* **GIVEN REQUEST**
Can you transcribe every record below exactly as it appears?

* **INPUT DATA**
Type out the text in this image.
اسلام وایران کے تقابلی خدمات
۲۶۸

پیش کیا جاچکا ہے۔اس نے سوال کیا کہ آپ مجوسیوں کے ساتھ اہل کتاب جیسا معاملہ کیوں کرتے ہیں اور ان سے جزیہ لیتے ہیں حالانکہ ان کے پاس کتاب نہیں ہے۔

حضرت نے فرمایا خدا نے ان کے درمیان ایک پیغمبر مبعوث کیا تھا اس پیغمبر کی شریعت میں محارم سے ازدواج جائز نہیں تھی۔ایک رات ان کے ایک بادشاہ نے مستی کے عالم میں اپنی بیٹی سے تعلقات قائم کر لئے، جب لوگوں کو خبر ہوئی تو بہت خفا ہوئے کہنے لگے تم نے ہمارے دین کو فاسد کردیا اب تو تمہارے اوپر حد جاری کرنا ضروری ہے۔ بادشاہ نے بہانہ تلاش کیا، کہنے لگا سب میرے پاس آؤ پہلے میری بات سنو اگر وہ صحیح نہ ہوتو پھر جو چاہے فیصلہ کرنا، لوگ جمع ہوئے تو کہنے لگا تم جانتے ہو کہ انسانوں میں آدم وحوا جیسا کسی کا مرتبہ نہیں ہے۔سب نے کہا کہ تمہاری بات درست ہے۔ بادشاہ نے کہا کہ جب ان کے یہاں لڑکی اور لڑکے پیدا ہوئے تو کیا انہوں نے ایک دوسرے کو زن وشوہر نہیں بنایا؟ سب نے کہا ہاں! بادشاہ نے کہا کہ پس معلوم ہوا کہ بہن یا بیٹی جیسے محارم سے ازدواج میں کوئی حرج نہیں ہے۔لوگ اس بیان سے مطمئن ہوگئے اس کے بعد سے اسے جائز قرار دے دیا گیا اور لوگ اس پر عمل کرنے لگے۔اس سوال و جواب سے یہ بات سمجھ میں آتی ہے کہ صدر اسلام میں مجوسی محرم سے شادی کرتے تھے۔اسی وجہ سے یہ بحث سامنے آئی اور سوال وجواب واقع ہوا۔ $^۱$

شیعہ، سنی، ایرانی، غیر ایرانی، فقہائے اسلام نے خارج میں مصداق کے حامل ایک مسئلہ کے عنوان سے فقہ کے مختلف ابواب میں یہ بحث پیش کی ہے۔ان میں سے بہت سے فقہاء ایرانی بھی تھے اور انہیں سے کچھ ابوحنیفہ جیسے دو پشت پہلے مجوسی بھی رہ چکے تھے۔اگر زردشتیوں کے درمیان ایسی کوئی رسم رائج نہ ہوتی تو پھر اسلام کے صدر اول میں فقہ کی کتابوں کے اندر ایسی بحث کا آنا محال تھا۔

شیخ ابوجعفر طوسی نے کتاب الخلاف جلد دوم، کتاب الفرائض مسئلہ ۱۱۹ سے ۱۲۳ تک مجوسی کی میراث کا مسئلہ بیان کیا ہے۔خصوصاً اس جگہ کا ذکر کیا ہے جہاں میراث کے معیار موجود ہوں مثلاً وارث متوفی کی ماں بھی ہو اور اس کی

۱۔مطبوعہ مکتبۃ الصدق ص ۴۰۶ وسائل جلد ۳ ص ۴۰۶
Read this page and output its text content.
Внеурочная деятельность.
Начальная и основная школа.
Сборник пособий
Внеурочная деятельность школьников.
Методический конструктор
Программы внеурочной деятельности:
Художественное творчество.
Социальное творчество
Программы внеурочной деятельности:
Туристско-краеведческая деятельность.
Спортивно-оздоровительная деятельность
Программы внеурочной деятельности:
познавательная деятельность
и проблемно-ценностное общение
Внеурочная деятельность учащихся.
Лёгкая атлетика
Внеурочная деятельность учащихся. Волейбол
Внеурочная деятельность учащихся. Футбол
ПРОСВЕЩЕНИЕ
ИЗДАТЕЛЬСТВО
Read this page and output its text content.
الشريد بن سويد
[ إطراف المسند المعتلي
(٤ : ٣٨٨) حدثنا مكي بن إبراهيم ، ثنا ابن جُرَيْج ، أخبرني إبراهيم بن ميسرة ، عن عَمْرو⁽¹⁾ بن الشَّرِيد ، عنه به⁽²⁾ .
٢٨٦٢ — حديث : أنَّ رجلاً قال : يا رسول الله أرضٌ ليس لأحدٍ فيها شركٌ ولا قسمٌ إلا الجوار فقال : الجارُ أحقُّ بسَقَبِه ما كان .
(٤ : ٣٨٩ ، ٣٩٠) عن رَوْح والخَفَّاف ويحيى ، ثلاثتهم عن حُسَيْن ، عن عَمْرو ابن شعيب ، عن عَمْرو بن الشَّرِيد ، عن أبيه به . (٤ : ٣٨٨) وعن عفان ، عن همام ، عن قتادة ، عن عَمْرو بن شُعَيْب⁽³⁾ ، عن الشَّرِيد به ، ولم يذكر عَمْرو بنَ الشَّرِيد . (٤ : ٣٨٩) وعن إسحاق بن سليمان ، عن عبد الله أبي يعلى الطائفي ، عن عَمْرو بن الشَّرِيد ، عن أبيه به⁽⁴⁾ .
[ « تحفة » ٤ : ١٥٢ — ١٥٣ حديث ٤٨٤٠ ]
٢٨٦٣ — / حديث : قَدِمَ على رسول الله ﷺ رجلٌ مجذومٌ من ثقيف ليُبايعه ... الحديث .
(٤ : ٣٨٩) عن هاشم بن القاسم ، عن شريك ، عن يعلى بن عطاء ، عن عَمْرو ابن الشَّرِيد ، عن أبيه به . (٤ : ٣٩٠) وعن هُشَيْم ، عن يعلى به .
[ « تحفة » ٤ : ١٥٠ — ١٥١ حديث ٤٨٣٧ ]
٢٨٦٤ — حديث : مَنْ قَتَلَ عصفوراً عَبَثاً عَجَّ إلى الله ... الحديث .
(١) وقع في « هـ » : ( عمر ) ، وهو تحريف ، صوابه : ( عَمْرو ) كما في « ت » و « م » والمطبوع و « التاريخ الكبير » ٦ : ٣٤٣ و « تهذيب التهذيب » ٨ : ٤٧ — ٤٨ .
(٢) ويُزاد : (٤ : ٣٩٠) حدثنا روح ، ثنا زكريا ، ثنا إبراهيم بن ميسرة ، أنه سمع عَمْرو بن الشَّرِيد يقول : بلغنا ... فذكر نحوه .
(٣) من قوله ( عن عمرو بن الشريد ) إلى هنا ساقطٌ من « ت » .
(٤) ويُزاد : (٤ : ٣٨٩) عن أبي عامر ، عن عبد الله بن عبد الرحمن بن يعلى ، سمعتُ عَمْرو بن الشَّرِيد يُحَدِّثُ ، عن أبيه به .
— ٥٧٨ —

* **TASK SOLUTION**
Type out the text in this image.
اسلام وایران کے تقابلی خدمات
۲۶۸

پیش کیا جاچکا ہے۔اس نے سوال کیا کہ آپ مجوسیوں کے ساتھ اہل کتاب جیسا معاملہ کیوں کرتے ہیں اور ان سے جزیہ لیتے ہیں حالانکہ ان کے پاس کتاب نہیں ہے۔

حضرت نے فرمایا خدا نے ان کے درمیان ایک پیغمبر مبعوث کیا تھا اس پیغمبر کی شریعت میں محارم سے ازدواج جائز نہیں تھی۔ایک رات ان کے ایک بادشاہ نے مستی کے عالم میں اپنی بیٹی سے تعلقات قائم کر لئے، جب لوگوں کو خبر ہوئی تو بہت خفا ہوئے کہنے لگے تم نے ہمارے دین کو فاسد کردیا اب تو تمہارے اوپر حد جاری کرنا ضروری ہے۔ بادشاہ نے بہانہ تلاش کیا، کہنے لگا سب میرے پاس آؤ پہلے میری بات سنو اگر وہ صحیح نہ ہوتو پھر جو چاہے فیصلہ کرنا، لوگ جمع ہوئے تو کہنے لگا تم جانتے ہو کہ انسانوں میں آدم وحوا جیسا کسی کا مرتبہ نہیں ہے۔سب نے کہا کہ تمہاری بات درست ہے۔ بادشاہ نے کہا کہ جب ان کے یہاں لڑکی اور لڑکے پیدا ہوئے تو کیا انہوں نے ایک دوسرے کو زن وشوہر نہیں بنایا؟ سب نے کہا ہاں! بادشاہ نے کہا کہ پس معلوم ہوا کہ بہن یا بیٹی جیسے محارم سے ازدواج میں کوئی حرج نہیں ہے۔لوگ اس بیان سے مطمئن ہوگئے اس کے بعد سے اسے جائز قرار دے دیا گیا اور لوگ اس پر عمل کرنے لگے۔اس سوال و جواب سے یہ بات سمجھ میں آتی ہے کہ صدر اسلام میں مجوسی محرم سے شادی کرتے تھے۔اسی وجہ سے یہ بحث سامنے آئی اور سوال وجواب واقع ہوا۔ $^۱$

شیعہ، سنی، ایرانی، غیر ایرانی، فقہائے اسلام نے خارج میں مصداق کے حامل ایک مسئلہ کے عنوان سے فقہ کے مختلف ابواب میں یہ بحث پیش کی ہے۔ان میں سے بہت سے فقہاء ایرانی بھی تھے اور انہیں سے کچھ ابوحنیفہ جیسے دو پشت پہلے مجوسی بھی رہ چکے تھے۔اگر زردشتیوں کے درمیان ایسی کوئی رسم رائج نہ ہوتی تو پھر اسلام کے صدر اول میں فقہ کی کتابوں کے اندر ایسی بحث کا آنا محال تھا۔

شیخ ابوجعفر طوسی نے کتاب الخلاف جلد دوم، کتاب الفرائض مسئلہ ۱۱۹ سے ۱۲۳ تک مجوسی کی میراث کا مسئلہ بیان کیا ہے۔خصوصاً اس جگہ کا ذکر کیا ہے جہاں میراث کے معیار موجود ہوں مثلاً وارث متوفی کی ماں بھی ہو اور اس کی

۱۔مطبوعہ مکتبۃ الصدق ص ۴۰۶ وسائل جلد ۳ ص ۴۰۶
Read this page and output its text content.
Внеурочная деятельность.
Начальная и основная школа.
Сборник пособий
Внеурочная деятельность школьников.
Методический конструктор
Программы внеурочной деятельности:
Художественное творчество.
Социальное творчество
Программы внеурочной деятельности:
Туристско-краеведческая деятельность.
Спортивно-оздоровительная деятельность
Программы внеурочной деятельности:
познавательная деятельность
и проблемно-ценностное общение
Внеурочная деятельность учащихся.
Лёгкая атлетика
Внеурочная деятельность учащихся. Волейбол
Внеурочная деятельность учащихся. Футбол
ПРОСВЕЩЕНИЕ
ИЗДАТЕЛЬСТВО
Read this page and output its text content.
الشريد بن سويد
[ إطراف المسند المعتلي
(٤ : ٣٨٨) حدثنا مكي بن إبراهيم ، ثنا ابن جُرَيْج ، أخبرني إبراهيم بن ميسرة ، عن عَمْرو⁽¹⁾ بن الشَّرِيد ، عنه به⁽²⁾ .
٢٨٦٢ — حديث : أنَّ رجلاً قال : يا رسول الله أرضٌ ليس لأحدٍ فيها شركٌ ولا قسمٌ إلا الجوار فقال : الجارُ أحقُّ بسَقَبِه ما كان .
(٤ : ٣٨٩ ، ٣٩٠) عن رَوْح والخَفَّاف ويحيى ، ثلاثتهم عن حُسَيْن ، عن عَمْرو ابن شعيب ، عن عَمْرو بن الشَّرِيد ، عن أبيه به . (٤ : ٣٨٨) وعن عفان ، عن همام ، عن قتادة ، عن عَمْرو بن شُعَيْب⁽³⁾ ، عن الشَّرِيد به ، ولم يذكر عَمْرو بنَ الشَّرِيد . (٤ : ٣٨٩) وعن إسحاق بن سليمان ، عن عبد الله أبي يعلى الطائفي ، عن عَمْرو بن الشَّرِيد ، عن أبيه به⁽⁴⁾ .
[ « تحفة » ٤ : ١٥٢ — ١٥٣ حديث ٤٨٤٠ ]
٢٨٦٣ — / حديث : قَدِمَ على رسول الله ﷺ رجلٌ مجذومٌ من ثقيف ليُبايعه ... الحديث .
(٤ : ٣٨٩) عن هاشم بن القاسم ، عن شريك ، عن يعلى بن عطاء ، عن عَمْرو ابن الشَّرِيد ، عن أبيه به . (٤ : ٣٩٠) وعن هُشَيْم ، عن يعلى به .
[ « تحفة » ٤ : ١٥٠ — ١٥١ حديث ٤٨٣٧ ]
٢٨٦٤ — حديث : مَنْ قَتَلَ عصفوراً عَبَثاً عَجَّ إلى الله ... الحديث .
(١) وقع في « هـ » : ( عمر ) ، وهو تحريف ، صوابه : ( عَمْرو ) كما في « ت » و « م » والمطبوع و « التاريخ الكبير » ٦ : ٣٤٣ و « تهذيب التهذيب » ٨ : ٤٧ — ٤٨ .
(٢) ويُزاد : (٤ : ٣٩٠) حدثنا روح ، ثنا زكريا ، ثنا إبراهيم بن ميسرة ، أنه سمع عَمْرو بن الشَّرِيد يقول : بلغنا ... فذكر نحوه .
(٣) من قوله ( عن عمرو بن الشريد ) إلى هنا ساقطٌ من « ت » .
(٤) ويُزاد : (٤ : ٣٨٩) عن أبي عامر ، عن عبد الله بن عبد الرحمن بن يعلى ، سمعتُ عَمْرو بن الشَّرِيد يُحَدِّثُ ، عن أبيه به .
— ٥٧٨ —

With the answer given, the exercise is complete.